[Data tied to figure images]
#####
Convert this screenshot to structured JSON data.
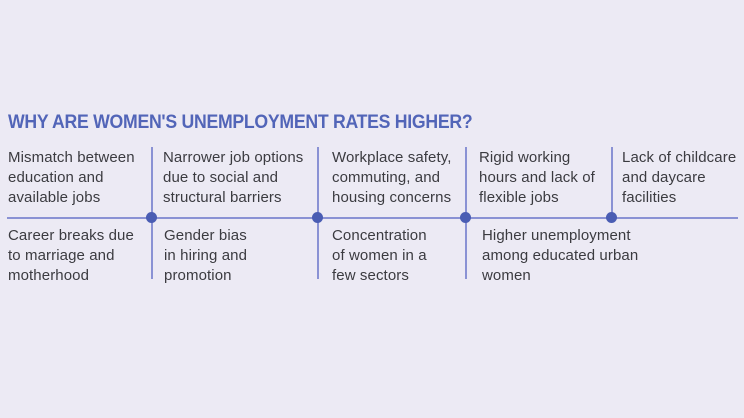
{
  "title": "WHY ARE WOMEN'S UNEMPLOYMENT RATES HIGHER?",
  "colors": {
    "background": "#ECEAF4",
    "title": "#5265B8",
    "connector_line": "#8A92D4",
    "connector_dot": "#4A5DB3",
    "body_text": "#3B3B40"
  },
  "top_reasons": [
    "Mismatch between\neducation and\navailable jobs",
    "Narrower job options\ndue to social and\nstructural barriers",
    "Workplace safety,\ncommuting, and\nhousing concerns",
    "Rigid working\nhours and lack of\nflexible jobs",
    "Lack of childcare\nand daycare\nfacilities"
  ],
  "bottom_reasons": [
    "Career breaks due\nto marriage and\nmotherhood",
    "Gender bias\nin hiring and\npromotion",
    "Concentration\nof women in a\nfew sectors",
    "Higher unemployment\namong educated urban\nwomen"
  ]
}
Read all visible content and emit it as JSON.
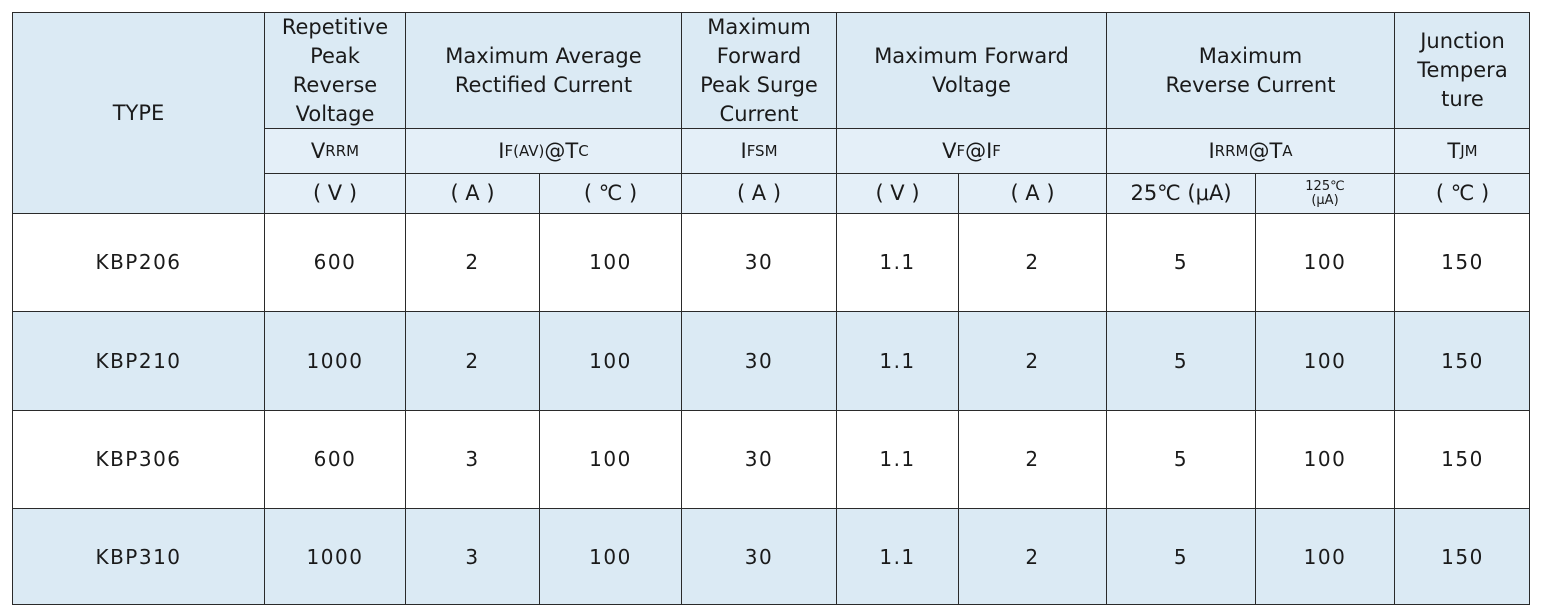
{
  "table": {
    "type_header": "TYPE",
    "groups": [
      {
        "label": "Repetitive\nPeak\nReverse\nVoltage",
        "symbol": [
          "V",
          "RRM"
        ]
      },
      {
        "label": "Maximum Average\nRectified Current",
        "symbol": [
          "I",
          "F(AV)",
          "@T",
          "C"
        ]
      },
      {
        "label": "Maximum\nForward\nPeak Surge\nCurrent",
        "symbol": [
          "I",
          "FSM"
        ]
      },
      {
        "label": "Maximum Forward\nVoltage",
        "symbol": [
          "V",
          "F",
          " @I",
          "F"
        ]
      },
      {
        "label": "Maximum\nReverse Current",
        "symbol": [
          "I",
          "RRM",
          " @T",
          "A"
        ]
      },
      {
        "label": "Junction\nTempera\nture",
        "symbol": [
          "T",
          "JM"
        ]
      }
    ],
    "units": [
      "( V )",
      "( A )",
      "( ℃ )",
      "( A )",
      "( V )",
      "( A )",
      "25℃ (μA)",
      "125℃\n(μA)",
      "( ℃ )"
    ],
    "rows": [
      [
        "KBP206",
        "600",
        "2",
        "100",
        "30",
        "1.1",
        "2",
        "5",
        "100",
        "150"
      ],
      [
        "KBP210",
        "1000",
        "2",
        "100",
        "30",
        "1.1",
        "2",
        "5",
        "100",
        "150"
      ],
      [
        "KBP306",
        "600",
        "3",
        "100",
        "30",
        "1.1",
        "2",
        "5",
        "100",
        "150"
      ],
      [
        "KBP310",
        "1000",
        "3",
        "100",
        "30",
        "1.1",
        "2",
        "5",
        "100",
        "150"
      ]
    ]
  }
}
#####
(Set task):
Copy the material above in full and exactly, skipping pictures.

(Output of the task):
Convert this screenshot to structured JSON data.
{
  "title": "WHY ARE WOMEN'S UNEMPLOYMENT RATES HIGHER?",
  "colors": {
    "background": "#ECEAF4",
    "title": "#5265B8",
    "connector_line": "#8A92D4",
    "connector_dot": "#4A5DB3",
    "body_text": "#3B3B40"
  },
  "top_reasons": [
    "Mismatch between\neducation and\navailable jobs",
    "Narrower job options\ndue to social and\nstructural barriers",
    "Workplace safety,\ncommuting, and\nhousing concerns",
    "Rigid working\nhours and lack of\nflexible jobs",
    "Lack of childcare\nand daycare\nfacilities"
  ],
  "bottom_reasons": [
    "Career breaks due\nto marriage and\nmotherhood",
    "Gender bias\nin hiring and\npromotion",
    "Concentration\nof women in a\nfew sectors",
    "Higher unemployment\namong educated urban\nwomen"
  ]
}
Read all visible content and emit it as JSON.
{
  "table": {
    "type_header": "TYPE",
    "groups": [
      {
        "label": "Repetitive\nPeak\nReverse\nVoltage",
        "symbol": [
          "V",
          "RRM"
        ]
      },
      {
        "label": "Maximum Average\nRectified Current",
        "symbol": [
          "I",
          "F(AV)",
          "@T",
          "C"
        ]
      },
      {
        "label": "Maximum\nForward\nPeak Surge\nCurrent",
        "symbol": [
          "I",
          "FSM"
        ]
      },
      {
        "label": "Maximum Forward\nVoltage",
        "symbol": [
          "V",
          "F",
          " @I",
          "F"
        ]
      },
      {
        "label": "Maximum\nReverse Current",
        "symbol": [
          "I",
          "RRM",
          " @T",
          "A"
        ]
      },
      {
        "label": "Junction\nTempera\nture",
        "symbol": [
          "T",
          "JM"
        ]
      }
    ],
    "units": [
      "( V )",
      "( A )",
      "( ℃ )",
      "( A )",
      "( V )",
      "( A )",
      "25℃ (μA)",
      "125℃\n(μA)",
      "( ℃ )"
    ],
    "rows": [
      [
        "KBP206",
        "600",
        "2",
        "100",
        "30",
        "1.1",
        "2",
        "5",
        "100",
        "150"
      ],
      [
        "KBP210",
        "1000",
        "2",
        "100",
        "30",
        "1.1",
        "2",
        "5",
        "100",
        "150"
      ],
      [
        "KBP306",
        "600",
        "3",
        "100",
        "30",
        "1.1",
        "2",
        "5",
        "100",
        "150"
      ],
      [
        "KBP310",
        "1000",
        "3",
        "100",
        "30",
        "1.1",
        "2",
        "5",
        "100",
        "150"
      ]
    ]
  }
}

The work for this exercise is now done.